(Layout dataset entries)
↓↓↓
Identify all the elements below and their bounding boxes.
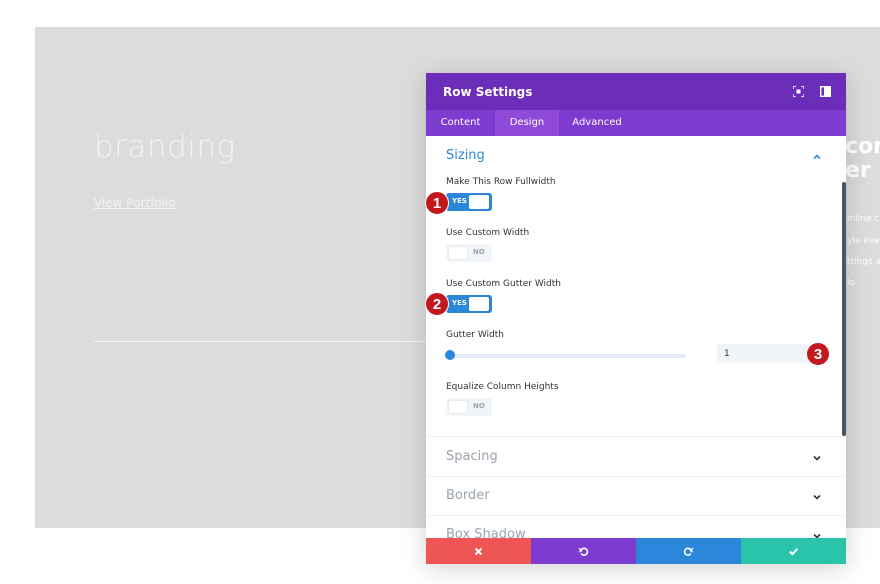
border-group-title[interactable]: Border — [446, 488, 490, 503]
make-fullwidth-label: Make This Row Fullwidth — [446, 177, 556, 187]
chevron-down-icon[interactable] — [812, 492, 822, 502]
make-fullwidth-toggle[interactable]: YES — [446, 193, 492, 211]
group-divider — [426, 515, 846, 516]
partial-text-line: inline c — [847, 214, 880, 224]
tab-content[interactable]: Content — [426, 110, 495, 136]
toggle-state: YES — [452, 197, 467, 205]
equalize-heights-label: Equalize Column Heights — [446, 382, 559, 392]
sizing-group-title[interactable]: Sizing — [446, 148, 485, 163]
modal-footer — [426, 538, 846, 564]
box-shadow-group-title[interactable]: Box Shadow — [446, 527, 526, 538]
redo-button[interactable] — [636, 538, 741, 564]
check-icon — [789, 548, 799, 556]
chevron-up-icon[interactable] — [812, 152, 822, 162]
row-settings-modal: Row Settings Content Design Advanced Siz… — [426, 73, 846, 564]
toggle-knob — [469, 195, 489, 209]
toggle-state: NO — [473, 248, 485, 256]
modal-tabs: Content Design Advanced — [426, 110, 846, 136]
close-icon — [474, 547, 483, 556]
custom-width-toggle[interactable]: NO — [446, 244, 492, 262]
modal-body: Sizing Make This Row Fullwidth YES Use C… — [426, 136, 846, 538]
branding-heading: branding — [94, 129, 236, 165]
step-marker-3: 3 — [806, 342, 830, 366]
sidebar-icon[interactable] — [820, 86, 831, 97]
equalize-heights-toggle[interactable]: NO — [446, 398, 492, 416]
partial-text-line: yle even — [847, 236, 880, 246]
undo-icon — [578, 547, 589, 556]
expand-icon[interactable] — [793, 86, 804, 97]
scrollbar[interactable] — [842, 182, 846, 436]
group-divider — [426, 436, 846, 437]
divider-line — [94, 341, 454, 342]
group-divider — [426, 476, 846, 477]
modal-header: Row Settings — [426, 73, 846, 110]
partial-heading-line-1: con — [845, 134, 880, 159]
redo-icon — [683, 547, 694, 556]
tab-advanced[interactable]: Advanced — [559, 110, 635, 136]
modal-title: Row Settings — [443, 85, 533, 99]
discard-button[interactable] — [426, 538, 531, 564]
custom-gutter-label: Use Custom Gutter Width — [446, 279, 561, 289]
undo-button[interactable] — [531, 538, 636, 564]
gutter-width-label: Gutter Width — [446, 330, 504, 340]
save-button[interactable] — [741, 538, 846, 564]
toggle-knob — [448, 246, 468, 260]
tab-design[interactable]: Design — [495, 110, 559, 136]
gutter-width-input[interactable] — [717, 344, 811, 363]
partial-text-line: ttings a — [847, 257, 880, 267]
step-marker-1: 1 — [425, 191, 449, 215]
step-marker-2: 2 — [425, 292, 449, 316]
toggle-knob — [469, 297, 489, 311]
chevron-down-icon[interactable] — [812, 453, 822, 463]
partial-heading: con er le — [845, 135, 880, 183]
custom-width-label: Use Custom Width — [446, 228, 530, 238]
toggle-state: NO — [473, 402, 485, 410]
partial-heading-line-2: er le — [845, 158, 880, 183]
view-portfolio-link[interactable]: View Portfolio — [94, 196, 176, 210]
toggle-knob — [448, 400, 468, 414]
spacing-group-title[interactable]: Spacing — [446, 449, 498, 464]
screen: branding View Portfolio con er le inline… — [0, 0, 880, 584]
gutter-width-slider-track[interactable] — [446, 354, 686, 358]
toggle-state: YES — [452, 299, 467, 307]
gutter-width-slider-thumb[interactable] — [445, 350, 455, 360]
chevron-down-icon[interactable] — [812, 531, 822, 538]
partial-text-line: lo — [847, 278, 856, 288]
custom-gutter-toggle[interactable]: YES — [446, 295, 492, 313]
↑↑↑
### CHALLENGE
Reproduce every line above verbatim, leaving out the pictures.

### SOLUTION TO THIS TASK
Identify all the elements below and their bounding boxes.
border-group-title[interactable]: Border — [446, 488, 490, 503]
make-fullwidth-label: Make This Row Fullwidth — [446, 177, 556, 187]
chevron-down-icon[interactable] — [812, 492, 822, 502]
make-fullwidth-toggle[interactable]: YES — [446, 193, 492, 211]
group-divider — [426, 515, 846, 516]
partial-text-line: inline c — [847, 214, 880, 224]
tab-content[interactable]: Content — [426, 110, 495, 136]
toggle-state: YES — [452, 197, 467, 205]
equalize-heights-label: Equalize Column Heights — [446, 382, 559, 392]
sizing-group-title[interactable]: Sizing — [446, 148, 485, 163]
modal-footer — [426, 538, 846, 564]
box-shadow-group-title[interactable]: Box Shadow — [446, 527, 526, 538]
redo-button[interactable] — [636, 538, 741, 564]
check-icon — [789, 548, 799, 556]
chevron-up-icon[interactable] — [812, 152, 822, 162]
row-settings-modal: Row Settings Content Design Advanced Siz… — [426, 73, 846, 564]
toggle-knob — [469, 195, 489, 209]
toggle-state: NO — [473, 248, 485, 256]
modal-tabs: Content Design Advanced — [426, 110, 846, 136]
close-icon — [474, 547, 483, 556]
custom-width-toggle[interactable]: NO — [446, 244, 492, 262]
modal-body: Sizing Make This Row Fullwidth YES Use C… — [426, 136, 846, 538]
branding-heading: branding — [94, 129, 236, 165]
step-marker-3: 3 — [806, 342, 830, 366]
sidebar-icon[interactable] — [820, 86, 831, 97]
equalize-heights-toggle[interactable]: NO — [446, 398, 492, 416]
partial-text-line: yle even — [847, 236, 880, 246]
undo-icon — [578, 547, 589, 556]
expand-icon[interactable] — [793, 86, 804, 97]
scrollbar[interactable] — [842, 182, 846, 436]
group-divider — [426, 436, 846, 437]
divider-line — [94, 341, 454, 342]
group-divider — [426, 476, 846, 477]
modal-header: Row Settings — [426, 73, 846, 110]
partial-heading-line-1: con — [845, 134, 880, 159]
redo-icon — [683, 547, 694, 556]
tab-advanced[interactable]: Advanced — [559, 110, 635, 136]
modal-title: Row Settings — [443, 85, 533, 99]
discard-button[interactable] — [426, 538, 531, 564]
custom-gutter-label: Use Custom Gutter Width — [446, 279, 561, 289]
undo-button[interactable] — [531, 538, 636, 564]
gutter-width-label: Gutter Width — [446, 330, 504, 340]
save-button[interactable] — [741, 538, 846, 564]
toggle-knob — [448, 246, 468, 260]
tab-design[interactable]: Design — [495, 110, 559, 136]
gutter-width-input[interactable] — [717, 344, 811, 363]
partial-text-line: ttings a — [847, 257, 880, 267]
step-marker-1: 1 — [425, 191, 449, 215]
step-marker-2: 2 — [425, 292, 449, 316]
toggle-knob — [469, 297, 489, 311]
chevron-down-icon[interactable] — [812, 453, 822, 463]
partial-heading: con er le — [845, 135, 880, 183]
custom-width-label: Use Custom Width — [446, 228, 530, 238]
toggle-state: NO — [473, 402, 485, 410]
partial-heading-line-2: er le — [845, 158, 880, 183]
view-portfolio-link[interactable]: View Portfolio — [94, 196, 176, 210]
toggle-knob — [448, 400, 468, 414]
spacing-group-title[interactable]: Spacing — [446, 449, 498, 464]
screen: branding View Portfolio con er le inline… — [0, 0, 880, 584]
gutter-width-slider-track[interactable] — [446, 354, 686, 358]
toggle-state: YES — [452, 299, 467, 307]
gutter-width-slider-thumb[interactable] — [445, 350, 455, 360]
chevron-down-icon[interactable] — [812, 531, 822, 538]
partial-text-line: lo — [847, 278, 856, 288]
custom-gutter-toggle[interactable]: YES — [446, 295, 492, 313]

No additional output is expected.